** Work required **
Reproduce the records below in full and exactly, without their images.

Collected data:

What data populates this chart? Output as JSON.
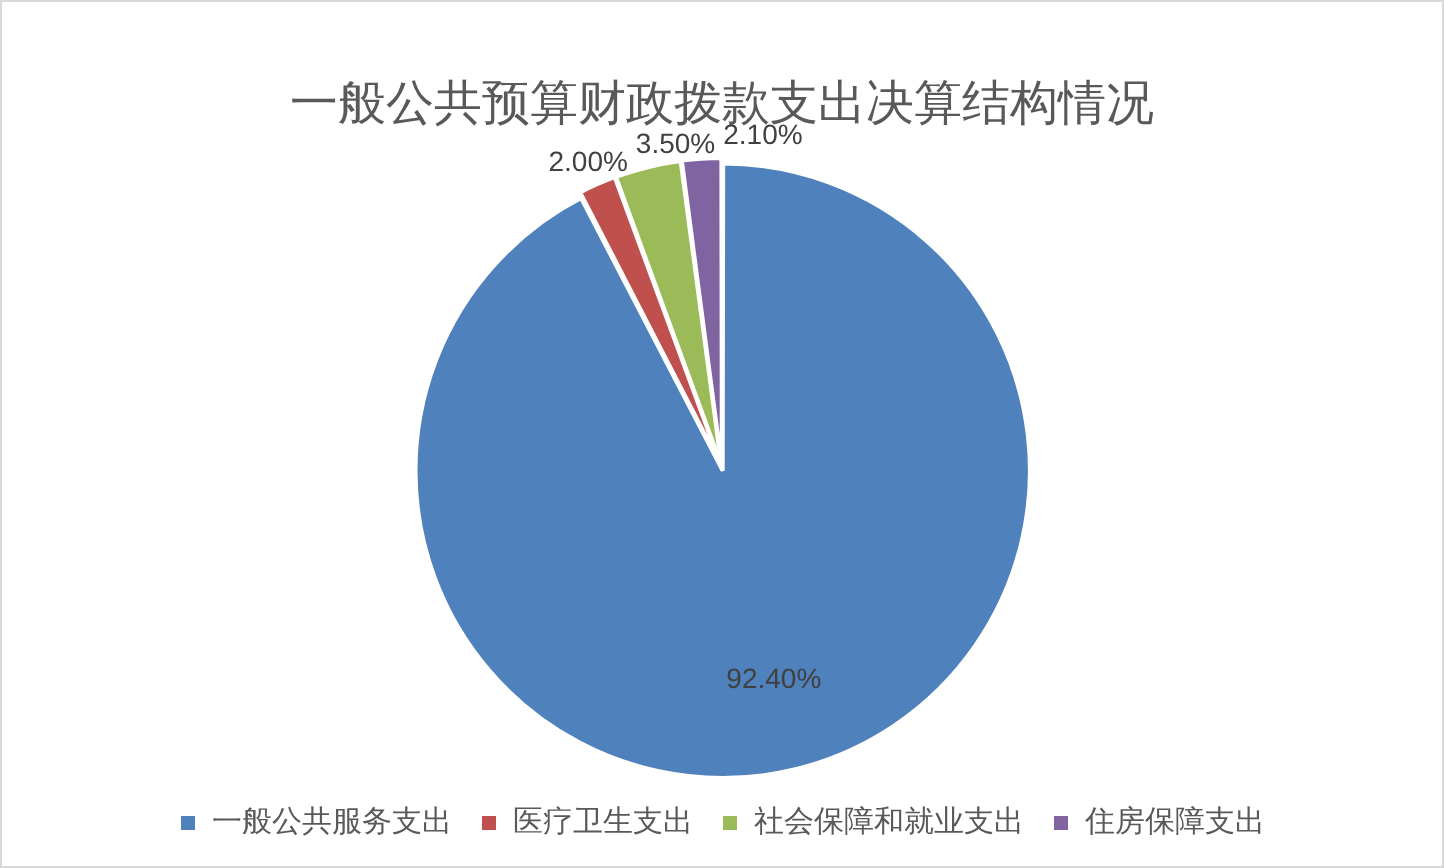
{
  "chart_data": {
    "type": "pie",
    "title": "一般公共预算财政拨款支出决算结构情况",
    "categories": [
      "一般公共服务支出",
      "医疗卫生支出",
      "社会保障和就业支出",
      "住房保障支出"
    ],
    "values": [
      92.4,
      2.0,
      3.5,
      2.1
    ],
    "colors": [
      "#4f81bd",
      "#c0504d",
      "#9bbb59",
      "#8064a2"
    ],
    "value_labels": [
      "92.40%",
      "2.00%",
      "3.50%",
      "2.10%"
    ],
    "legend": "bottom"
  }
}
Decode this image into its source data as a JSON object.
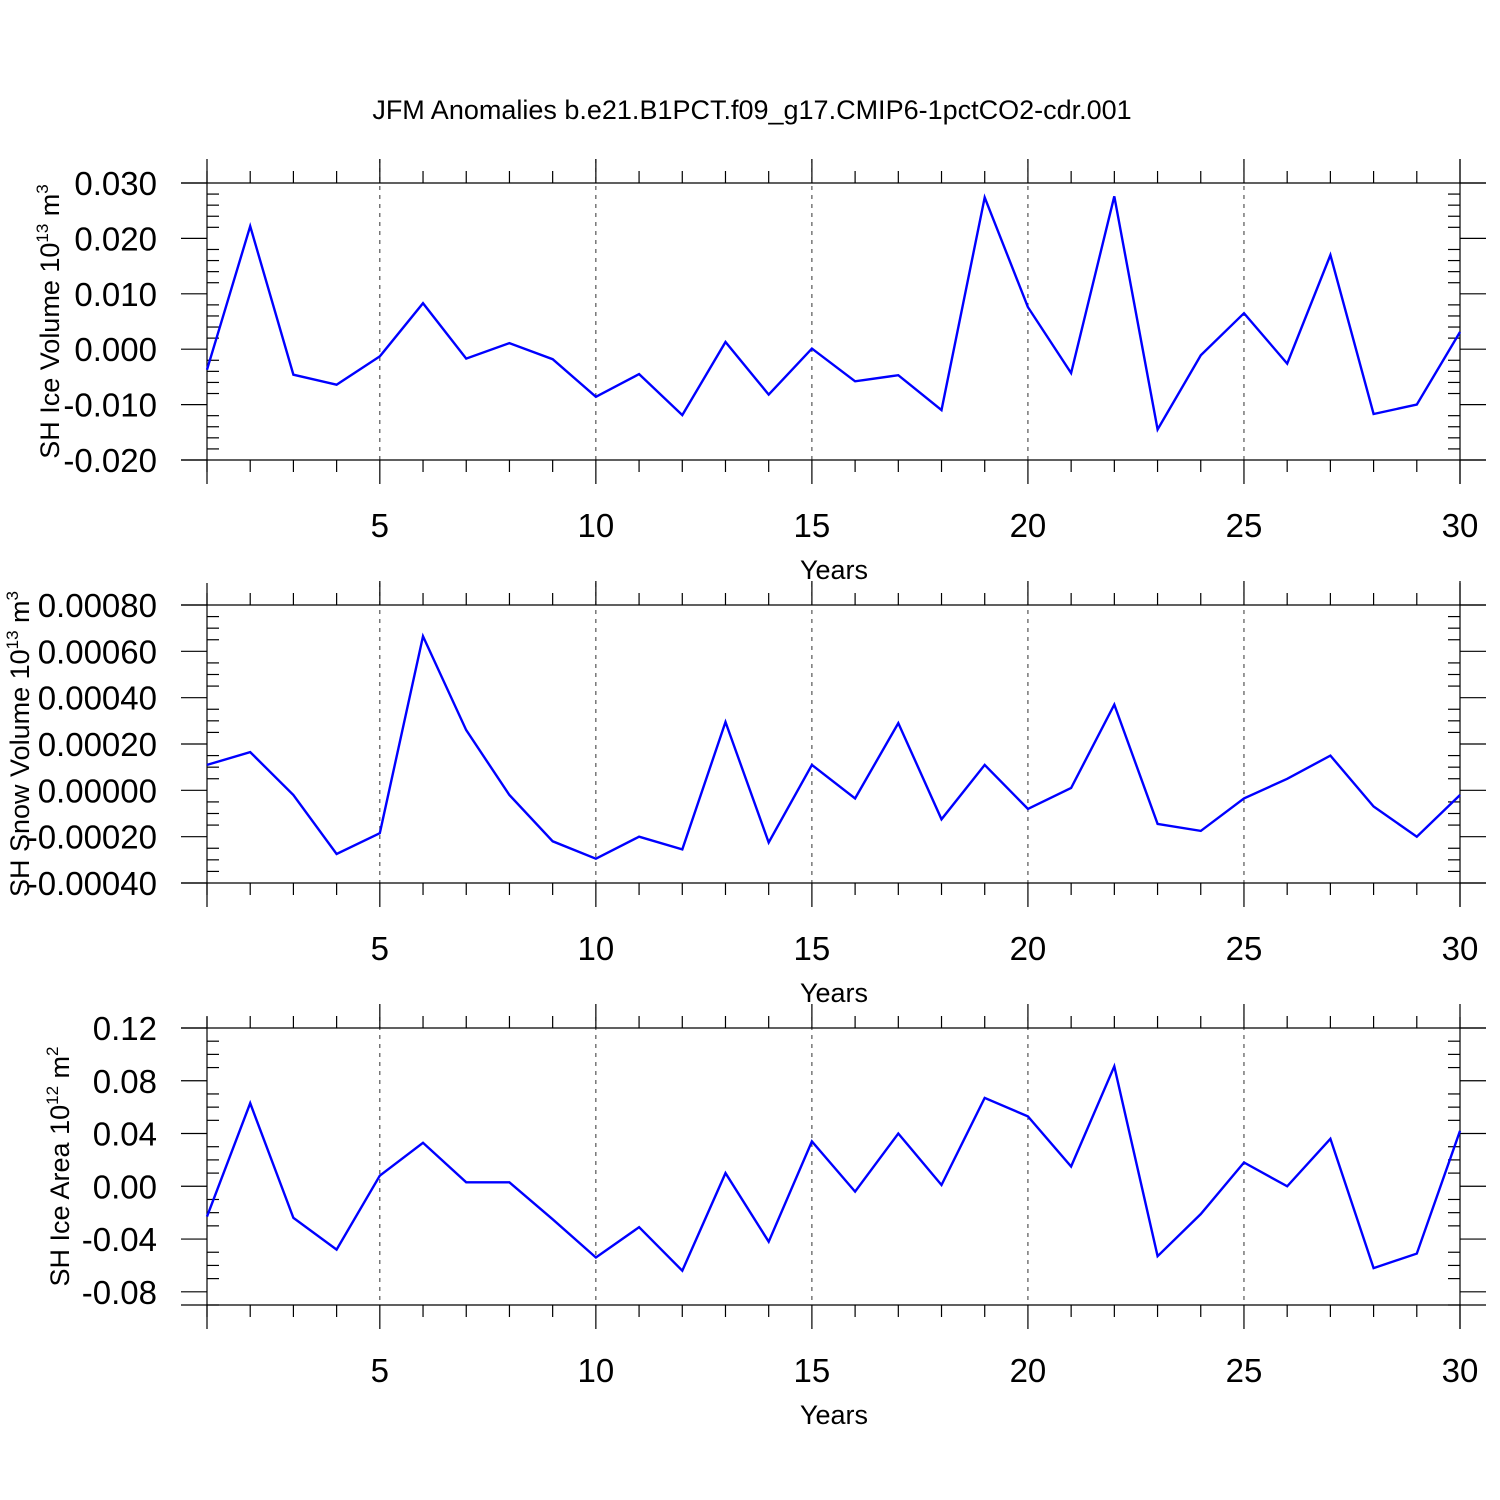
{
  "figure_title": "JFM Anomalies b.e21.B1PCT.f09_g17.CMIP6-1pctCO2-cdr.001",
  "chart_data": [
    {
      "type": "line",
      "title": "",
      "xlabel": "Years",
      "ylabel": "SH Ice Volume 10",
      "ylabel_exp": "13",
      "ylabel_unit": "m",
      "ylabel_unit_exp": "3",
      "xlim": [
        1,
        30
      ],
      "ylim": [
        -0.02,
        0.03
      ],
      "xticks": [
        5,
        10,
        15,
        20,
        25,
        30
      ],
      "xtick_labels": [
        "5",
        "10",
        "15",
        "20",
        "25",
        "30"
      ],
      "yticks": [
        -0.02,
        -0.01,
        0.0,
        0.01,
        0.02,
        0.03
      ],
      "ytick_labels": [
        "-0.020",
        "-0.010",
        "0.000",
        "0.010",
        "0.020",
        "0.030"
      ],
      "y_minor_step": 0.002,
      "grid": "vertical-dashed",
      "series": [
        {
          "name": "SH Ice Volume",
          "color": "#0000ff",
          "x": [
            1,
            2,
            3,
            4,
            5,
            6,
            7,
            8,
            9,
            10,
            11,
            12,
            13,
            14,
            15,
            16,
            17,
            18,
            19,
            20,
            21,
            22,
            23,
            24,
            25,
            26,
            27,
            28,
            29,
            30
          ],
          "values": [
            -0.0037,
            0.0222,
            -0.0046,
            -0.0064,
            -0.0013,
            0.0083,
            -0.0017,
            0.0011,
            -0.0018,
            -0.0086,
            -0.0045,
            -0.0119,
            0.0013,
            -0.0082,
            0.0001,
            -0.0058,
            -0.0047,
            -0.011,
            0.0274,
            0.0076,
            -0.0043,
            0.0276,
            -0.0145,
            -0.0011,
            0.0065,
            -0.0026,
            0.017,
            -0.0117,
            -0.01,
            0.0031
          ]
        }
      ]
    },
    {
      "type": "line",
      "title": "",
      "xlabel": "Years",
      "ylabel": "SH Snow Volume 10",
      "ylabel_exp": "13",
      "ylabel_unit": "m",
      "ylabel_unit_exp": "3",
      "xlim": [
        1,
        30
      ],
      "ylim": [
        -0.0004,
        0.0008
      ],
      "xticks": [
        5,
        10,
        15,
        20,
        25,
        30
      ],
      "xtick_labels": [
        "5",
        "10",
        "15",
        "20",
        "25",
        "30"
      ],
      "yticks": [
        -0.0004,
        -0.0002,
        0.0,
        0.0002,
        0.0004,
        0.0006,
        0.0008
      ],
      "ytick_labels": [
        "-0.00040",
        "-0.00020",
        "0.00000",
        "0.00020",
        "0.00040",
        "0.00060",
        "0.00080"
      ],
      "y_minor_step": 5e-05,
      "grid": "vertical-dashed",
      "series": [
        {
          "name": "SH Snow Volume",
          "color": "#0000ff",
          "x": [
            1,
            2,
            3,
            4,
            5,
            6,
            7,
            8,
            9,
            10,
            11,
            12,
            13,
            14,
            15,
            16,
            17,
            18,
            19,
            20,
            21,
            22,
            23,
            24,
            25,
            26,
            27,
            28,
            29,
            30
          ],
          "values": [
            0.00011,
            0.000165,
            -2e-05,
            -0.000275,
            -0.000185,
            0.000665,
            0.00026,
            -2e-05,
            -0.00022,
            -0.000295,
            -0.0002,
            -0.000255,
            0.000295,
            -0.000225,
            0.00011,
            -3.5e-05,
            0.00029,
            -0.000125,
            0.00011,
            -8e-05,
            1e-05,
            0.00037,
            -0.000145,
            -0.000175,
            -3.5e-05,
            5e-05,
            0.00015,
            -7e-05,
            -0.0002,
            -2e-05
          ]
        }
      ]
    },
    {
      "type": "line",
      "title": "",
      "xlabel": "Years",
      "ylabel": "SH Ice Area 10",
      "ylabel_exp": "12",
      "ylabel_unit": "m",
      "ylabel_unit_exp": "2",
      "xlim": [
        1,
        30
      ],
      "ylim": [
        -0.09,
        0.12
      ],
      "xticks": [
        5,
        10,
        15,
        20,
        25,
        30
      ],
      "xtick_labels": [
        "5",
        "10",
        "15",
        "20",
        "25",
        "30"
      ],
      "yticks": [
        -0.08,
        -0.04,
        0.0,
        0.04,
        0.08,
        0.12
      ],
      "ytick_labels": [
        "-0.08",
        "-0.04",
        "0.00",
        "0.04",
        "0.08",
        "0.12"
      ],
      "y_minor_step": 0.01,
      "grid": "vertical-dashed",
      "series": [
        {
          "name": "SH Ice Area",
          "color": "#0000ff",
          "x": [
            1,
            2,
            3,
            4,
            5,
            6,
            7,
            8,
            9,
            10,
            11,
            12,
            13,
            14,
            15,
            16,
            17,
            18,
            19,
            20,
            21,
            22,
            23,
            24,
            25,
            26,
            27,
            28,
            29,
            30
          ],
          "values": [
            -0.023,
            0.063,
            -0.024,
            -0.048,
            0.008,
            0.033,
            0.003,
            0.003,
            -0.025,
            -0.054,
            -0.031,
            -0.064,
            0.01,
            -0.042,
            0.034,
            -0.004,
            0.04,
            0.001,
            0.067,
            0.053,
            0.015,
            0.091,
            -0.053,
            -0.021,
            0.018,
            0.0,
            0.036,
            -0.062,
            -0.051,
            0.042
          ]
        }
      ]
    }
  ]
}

** Answer for the task **
What data populates this chart? Output as JSON.
{
  "chart_data": {
    "type": "pie",
    "title": "一般公共预算财政拨款支出决算结构情况",
    "categories": [
      "一般公共服务支出",
      "医疗卫生支出",
      "社会保障和就业支出",
      "住房保障支出"
    ],
    "values": [
      92.4,
      2.0,
      3.5,
      2.1
    ],
    "colors": [
      "#4f81bd",
      "#c0504d",
      "#9bbb59",
      "#8064a2"
    ],
    "value_labels": [
      "92.40%",
      "2.00%",
      "3.50%",
      "2.10%"
    ],
    "legend": "bottom"
  }
}
Decode this image into its source data as a JSON object.
{
  "figure_title": "JFM Anomalies b.e21.B1PCT.f09_g17.CMIP6-1pctCO2-cdr.001",
  "chart_data": [
    {
      "type": "line",
      "title": "",
      "xlabel": "Years",
      "ylabel": "SH Ice Volume 10",
      "ylabel_exp": "13",
      "ylabel_unit": "m",
      "ylabel_unit_exp": "3",
      "xlim": [
        1,
        30
      ],
      "ylim": [
        -0.02,
        0.03
      ],
      "xticks": [
        5,
        10,
        15,
        20,
        25,
        30
      ],
      "xtick_labels": [
        "5",
        "10",
        "15",
        "20",
        "25",
        "30"
      ],
      "yticks": [
        -0.02,
        -0.01,
        0.0,
        0.01,
        0.02,
        0.03
      ],
      "ytick_labels": [
        "-0.020",
        "-0.010",
        "0.000",
        "0.010",
        "0.020",
        "0.030"
      ],
      "y_minor_step": 0.002,
      "grid": "vertical-dashed",
      "series": [
        {
          "name": "SH Ice Volume",
          "color": "#0000ff",
          "x": [
            1,
            2,
            3,
            4,
            5,
            6,
            7,
            8,
            9,
            10,
            11,
            12,
            13,
            14,
            15,
            16,
            17,
            18,
            19,
            20,
            21,
            22,
            23,
            24,
            25,
            26,
            27,
            28,
            29,
            30
          ],
          "values": [
            -0.0037,
            0.0222,
            -0.0046,
            -0.0064,
            -0.0013,
            0.0083,
            -0.0017,
            0.0011,
            -0.0018,
            -0.0086,
            -0.0045,
            -0.0119,
            0.0013,
            -0.0082,
            0.0001,
            -0.0058,
            -0.0047,
            -0.011,
            0.0274,
            0.0076,
            -0.0043,
            0.0276,
            -0.0145,
            -0.0011,
            0.0065,
            -0.0026,
            0.017,
            -0.0117,
            -0.01,
            0.0031
          ]
        }
      ]
    },
    {
      "type": "line",
      "title": "",
      "xlabel": "Years",
      "ylabel": "SH Snow Volume 10",
      "ylabel_exp": "13",
      "ylabel_unit": "m",
      "ylabel_unit_exp": "3",
      "xlim": [
        1,
        30
      ],
      "ylim": [
        -0.0004,
        0.0008
      ],
      "xticks": [
        5,
        10,
        15,
        20,
        25,
        30
      ],
      "xtick_labels": [
        "5",
        "10",
        "15",
        "20",
        "25",
        "30"
      ],
      "yticks": [
        -0.0004,
        -0.0002,
        0.0,
        0.0002,
        0.0004,
        0.0006,
        0.0008
      ],
      "ytick_labels": [
        "-0.00040",
        "-0.00020",
        "0.00000",
        "0.00020",
        "0.00040",
        "0.00060",
        "0.00080"
      ],
      "y_minor_step": 5e-05,
      "grid": "vertical-dashed",
      "series": [
        {
          "name": "SH Snow Volume",
          "color": "#0000ff",
          "x": [
            1,
            2,
            3,
            4,
            5,
            6,
            7,
            8,
            9,
            10,
            11,
            12,
            13,
            14,
            15,
            16,
            17,
            18,
            19,
            20,
            21,
            22,
            23,
            24,
            25,
            26,
            27,
            28,
            29,
            30
          ],
          "values": [
            0.00011,
            0.000165,
            -2e-05,
            -0.000275,
            -0.000185,
            0.000665,
            0.00026,
            -2e-05,
            -0.00022,
            -0.000295,
            -0.0002,
            -0.000255,
            0.000295,
            -0.000225,
            0.00011,
            -3.5e-05,
            0.00029,
            -0.000125,
            0.00011,
            -8e-05,
            1e-05,
            0.00037,
            -0.000145,
            -0.000175,
            -3.5e-05,
            5e-05,
            0.00015,
            -7e-05,
            -0.0002,
            -2e-05
          ]
        }
      ]
    },
    {
      "type": "line",
      "title": "",
      "xlabel": "Years",
      "ylabel": "SH Ice Area 10",
      "ylabel_exp": "12",
      "ylabel_unit": "m",
      "ylabel_unit_exp": "2",
      "xlim": [
        1,
        30
      ],
      "ylim": [
        -0.09,
        0.12
      ],
      "xticks": [
        5,
        10,
        15,
        20,
        25,
        30
      ],
      "xtick_labels": [
        "5",
        "10",
        "15",
        "20",
        "25",
        "30"
      ],
      "yticks": [
        -0.08,
        -0.04,
        0.0,
        0.04,
        0.08,
        0.12
      ],
      "ytick_labels": [
        "-0.08",
        "-0.04",
        "0.00",
        "0.04",
        "0.08",
        "0.12"
      ],
      "y_minor_step": 0.01,
      "grid": "vertical-dashed",
      "series": [
        {
          "name": "SH Ice Area",
          "color": "#0000ff",
          "x": [
            1,
            2,
            3,
            4,
            5,
            6,
            7,
            8,
            9,
            10,
            11,
            12,
            13,
            14,
            15,
            16,
            17,
            18,
            19,
            20,
            21,
            22,
            23,
            24,
            25,
            26,
            27,
            28,
            29,
            30
          ],
          "values": [
            -0.023,
            0.063,
            -0.024,
            -0.048,
            0.008,
            0.033,
            0.003,
            0.003,
            -0.025,
            -0.054,
            -0.031,
            -0.064,
            0.01,
            -0.042,
            0.034,
            -0.004,
            0.04,
            0.001,
            0.067,
            0.053,
            0.015,
            0.091,
            -0.053,
            -0.021,
            0.018,
            0.0,
            0.036,
            -0.062,
            -0.051,
            0.042
          ]
        }
      ]
    }
  ]
}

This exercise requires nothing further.